» Direction:
Find the word "Debye" in the material below and gather every line that contains it.

» Entries:
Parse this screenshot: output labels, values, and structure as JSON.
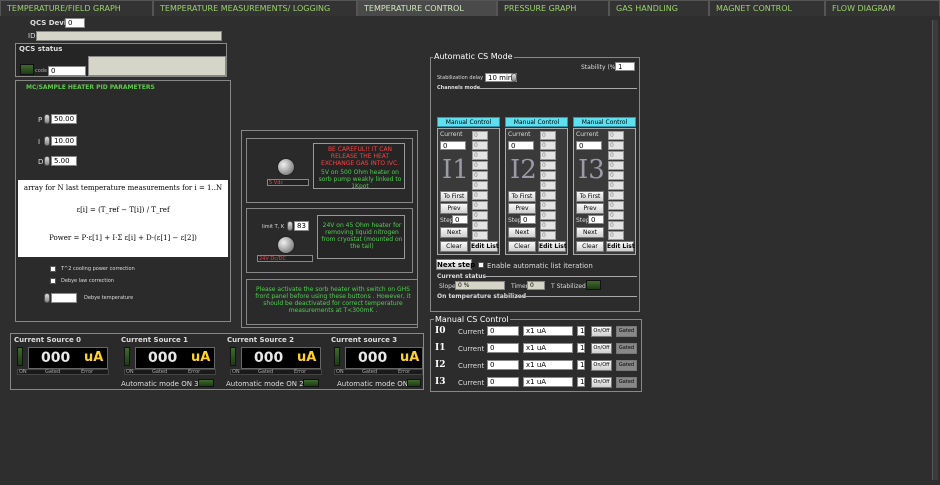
{
  "tabs": [
    "TEMPERATURE/FIELD GRAPH",
    "TEMPERATURE  MEASUREMENTS/ LOGGING",
    "TEMPERATURE CONTROL",
    "PRESSURE GRAPH",
    "GAS HANDLING",
    "MAGNET CONTROL",
    "FLOW DIAGRAM"
  ],
  "active_tab": 2,
  "qcs": {
    "device_label": "QCS Device",
    "device_value": "0",
    "id_label": "ID",
    "status_label": "QCS status",
    "code_label": "code",
    "code_value": "0"
  },
  "pid": {
    "title": "MC/SAMPLE HEATER PID PARAMETERS",
    "p_label": "P",
    "p_value": "50.00",
    "i_label": "I",
    "i_value": "10.00",
    "d_label": "D",
    "d_value": "5.00",
    "formula_caption": "array for N last temperature measurements for i = 1..N",
    "formula_eps": "ε[i] = (T_ref − T[i]) / T_ref",
    "formula_power": "Power = P·ε[1] + I·Σ ε[i] + D·(ε[1] − ε[2])",
    "opt1": "T^2 cooling power correction",
    "opt2": "Debye law correction",
    "opt3": "Debye temperature"
  },
  "heater": {
    "warn_red": "BE CAREFUL!! IT CAN RELEASE THE HEAT EXCHANGE GAS INTO IVC.",
    "warn_green": "5V on 500 Ohm heater on sorb pump weakly linked to 1Kpot",
    "led1_label": "5 Vdc",
    "limit_label": "limit T, K",
    "limit_value": "83",
    "info2": "24V on 45 Ohm heater for removing liquid nitrogen from cryostat (mounted on the tail)",
    "led2_label": "24V Dc/DC",
    "note": "Please activate the sorb heater with switch on GHS front panel before using these buttons . However, it should be deactivated for correct temperature measurements at T<300mK ."
  },
  "current_sources": [
    {
      "title": "Current Source 0",
      "value": "000",
      "unit": "uA",
      "auto": ""
    },
    {
      "title": "Current Source 1",
      "value": "000",
      "unit": "uA",
      "auto": "Automatic mode ON 3"
    },
    {
      "title": "Current Source 2",
      "value": "000",
      "unit": "uA",
      "auto": "Automatic mode ON 2"
    },
    {
      "title": "Current source 3",
      "value": "000",
      "unit": "uA",
      "auto": "Automatic mode ON"
    }
  ],
  "cs_small": {
    "on": "ON",
    "gated": "Gated",
    "error": "Error"
  },
  "auto_cs": {
    "title": "Automatic CS Mode",
    "stability_label": "Stability (%)",
    "stability_value": "1",
    "delay_label": "Stabilization delay",
    "delay_value": "10 min",
    "channels_label": "Channels mode",
    "channels": [
      {
        "header": "Manual Control",
        "current_label": "Current",
        "current_value": "0",
        "big": "I1",
        "list": [
          "0",
          "0",
          "0",
          "0",
          "0",
          "0",
          "0",
          "0",
          "0",
          "0",
          "0",
          "0"
        ]
      },
      {
        "header": "Manual Control",
        "current_label": "Current",
        "current_value": "0",
        "big": "I2",
        "list": [
          "0",
          "0",
          "0",
          "0",
          "0",
          "0",
          "0",
          "0",
          "0",
          "0",
          "0",
          "0"
        ]
      },
      {
        "header": "Manual Control",
        "current_label": "Current",
        "current_value": "0",
        "big": "I3",
        "list": [
          "0",
          "0",
          "0",
          "0",
          "0",
          "0",
          "0",
          "0",
          "0",
          "0",
          "0",
          "0"
        ]
      }
    ],
    "btn_first": "To First",
    "btn_prev": "Prev",
    "step_label": "Step",
    "step_value": "0",
    "btn_next": "Next",
    "btn_clear": "Clear",
    "btn_edit": "Edit List",
    "next_step": "Next step",
    "enable_iter": "Enable automatic list iteration",
    "status_label": "Current status",
    "slope_label": "Slope",
    "slope_value": "0 %",
    "timer_label": "Timer",
    "timer_value": "0",
    "tstab_label": "T Stabilized?",
    "on_stab_label": "On temperature stabilized"
  },
  "manual_cs": {
    "title": "Manual CS Control",
    "rows": [
      {
        "label": "I0",
        "current_label": "Current",
        "current": "0",
        "range": "x1 uA",
        "mult": "1",
        "onoff": "On/Off",
        "gated": "Gated"
      },
      {
        "label": "I1",
        "current_label": "Current",
        "current": "0",
        "range": "x1 uA",
        "mult": "1",
        "onoff": "On/Off",
        "gated": "Gated"
      },
      {
        "label": "I2",
        "current_label": "Current",
        "current": "0",
        "range": "x1 uA",
        "mult": "1",
        "onoff": "On/Off",
        "gated": "Gated"
      },
      {
        "label": "I3",
        "current_label": "Current",
        "current": "0",
        "range": "x1 uA",
        "mult": "1",
        "onoff": "On/Off",
        "gated": "Gated"
      }
    ]
  },
  "colors": {
    "background": "#2e2e2e",
    "tab_text": "#9ad36a",
    "warn": "#ff4040",
    "info": "#4fd04f",
    "accent_cyan": "#5fe0f0",
    "unit_yellow": "#ffd12e"
  }
}
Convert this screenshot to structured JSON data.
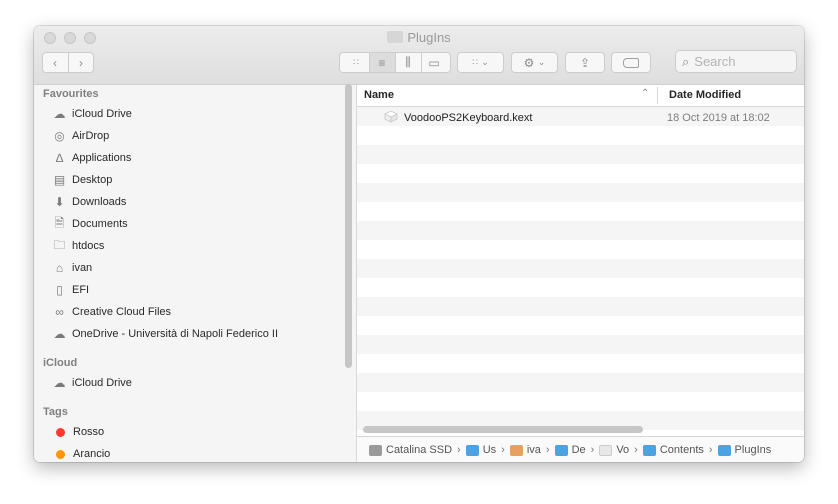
{
  "window": {
    "title": "PlugIns"
  },
  "toolbar": {
    "search_placeholder": "Search"
  },
  "sidebar": {
    "sections": [
      {
        "label": "Favourites"
      },
      {
        "label": "iCloud"
      },
      {
        "label": "Tags"
      }
    ],
    "favourites": [
      {
        "label": "iCloud Drive"
      },
      {
        "label": "AirDrop"
      },
      {
        "label": "Applications"
      },
      {
        "label": "Desktop"
      },
      {
        "label": "Downloads"
      },
      {
        "label": "Documents"
      },
      {
        "label": "htdocs"
      },
      {
        "label": "ivan"
      },
      {
        "label": "EFI"
      },
      {
        "label": "Creative Cloud Files"
      },
      {
        "label": "OneDrive - Università di Napoli Federico II"
      }
    ],
    "icloud": [
      {
        "label": "iCloud Drive"
      }
    ],
    "tags": [
      {
        "label": "Rosso",
        "color": "#ff3b30"
      },
      {
        "label": "Arancio",
        "color": "#ff9500"
      }
    ]
  },
  "list": {
    "columns": {
      "name": "Name",
      "date": "Date Modified"
    },
    "files": [
      {
        "name": "VoodooPS2Keyboard.kext",
        "date": "18 Oct 2019 at 18:02"
      }
    ]
  },
  "pathbar": {
    "items": [
      {
        "label": "Catalina SSD"
      },
      {
        "label": "Us"
      },
      {
        "label": "iva"
      },
      {
        "label": "De"
      },
      {
        "label": "Vo"
      },
      {
        "label": "Contents"
      },
      {
        "label": "PlugIns"
      }
    ]
  },
  "colors": {
    "folder_blue": "#4ba3e3",
    "sidebar_bg": "#f5f5f5"
  }
}
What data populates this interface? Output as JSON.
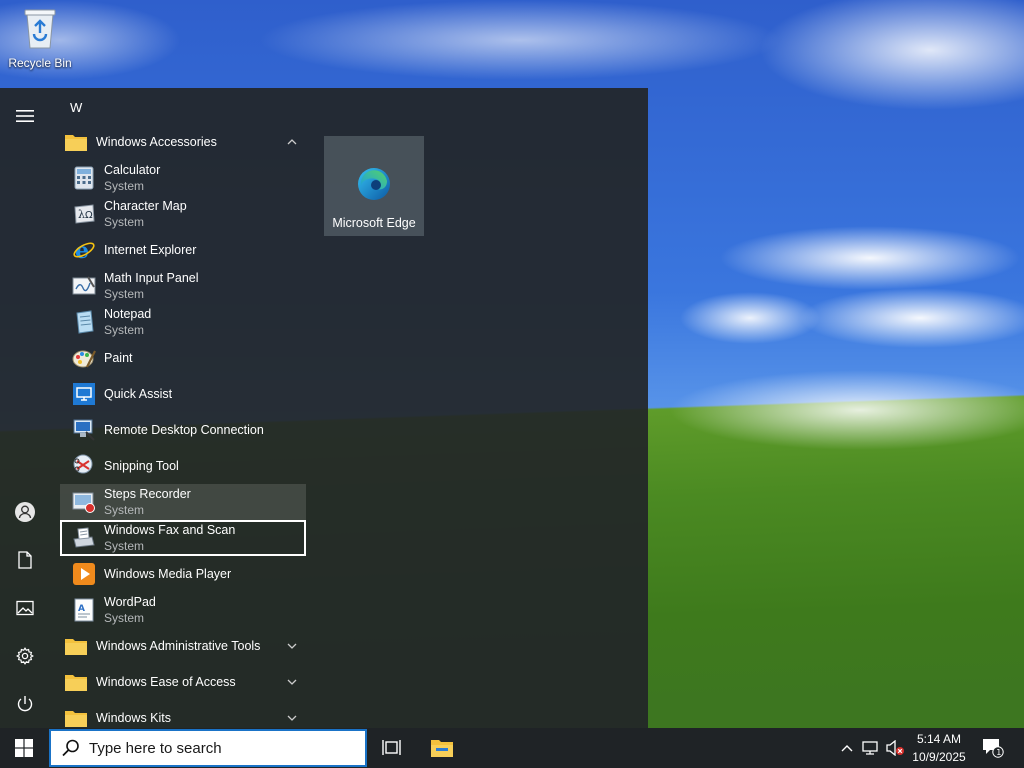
{
  "desktop": {
    "icons": [
      {
        "label": "Recycle Bin",
        "icon": "recycle-bin-icon"
      }
    ]
  },
  "start_menu": {
    "rail": [
      {
        "icon": "hamburger-menu-icon"
      },
      {
        "icon": "user-account-icon"
      },
      {
        "icon": "documents-icon"
      },
      {
        "icon": "pictures-icon"
      },
      {
        "icon": "settings-gear-icon"
      },
      {
        "icon": "power-icon"
      }
    ],
    "letter_header": "W",
    "windows_accessories": {
      "label": "Windows Accessories",
      "expanded": true,
      "items": [
        {
          "name": "Calculator",
          "sub": "System",
          "icon": "calculator-icon"
        },
        {
          "name": "Character Map",
          "sub": "System",
          "icon": "character-map-icon"
        },
        {
          "name": "Internet Explorer",
          "sub": "",
          "icon": "internet-explorer-icon"
        },
        {
          "name": "Math Input Panel",
          "sub": "System",
          "icon": "math-input-panel-icon"
        },
        {
          "name": "Notepad",
          "sub": "System",
          "icon": "notepad-icon"
        },
        {
          "name": "Paint",
          "sub": "",
          "icon": "paint-icon"
        },
        {
          "name": "Quick Assist",
          "sub": "",
          "icon": "quick-assist-icon"
        },
        {
          "name": "Remote Desktop Connection",
          "sub": "",
          "icon": "remote-desktop-icon"
        },
        {
          "name": "Snipping Tool",
          "sub": "",
          "icon": "snipping-tool-icon"
        },
        {
          "name": "Steps Recorder",
          "sub": "System",
          "icon": "steps-recorder-icon"
        },
        {
          "name": "Windows Fax and Scan",
          "sub": "System",
          "icon": "fax-and-scan-icon"
        },
        {
          "name": "Windows Media Player",
          "sub": "",
          "icon": "media-player-icon"
        },
        {
          "name": "WordPad",
          "sub": "System",
          "icon": "wordpad-icon"
        }
      ]
    },
    "folders": [
      {
        "label": "Windows Administrative Tools",
        "icon": "folder-icon"
      },
      {
        "label": "Windows Ease of Access",
        "icon": "folder-icon"
      },
      {
        "label": "Windows Kits",
        "icon": "folder-icon"
      }
    ],
    "tiles": [
      {
        "label": "Microsoft Edge",
        "icon": "edge-icon"
      }
    ]
  },
  "taskbar": {
    "search_placeholder": "Type here to search",
    "buttons": [
      {
        "icon": "windows-start-icon"
      },
      {
        "icon": "task-view-icon"
      },
      {
        "icon": "file-explorer-icon"
      }
    ],
    "tray": {
      "icons": [
        "chevron-up-icon",
        "network-icon",
        "volume-muted-icon"
      ],
      "time": "5:14 AM",
      "date": "10/9/2025",
      "notification_count": "1"
    }
  },
  "colors": {
    "menu_bg": "#222628",
    "taskbar_bg": "#1f2326",
    "accent": "#1a73c7",
    "folder_yellow": "#f3c13d"
  }
}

» Final result:
    "opt2": "Debye law correction",
    "opt3": "Debye temperature"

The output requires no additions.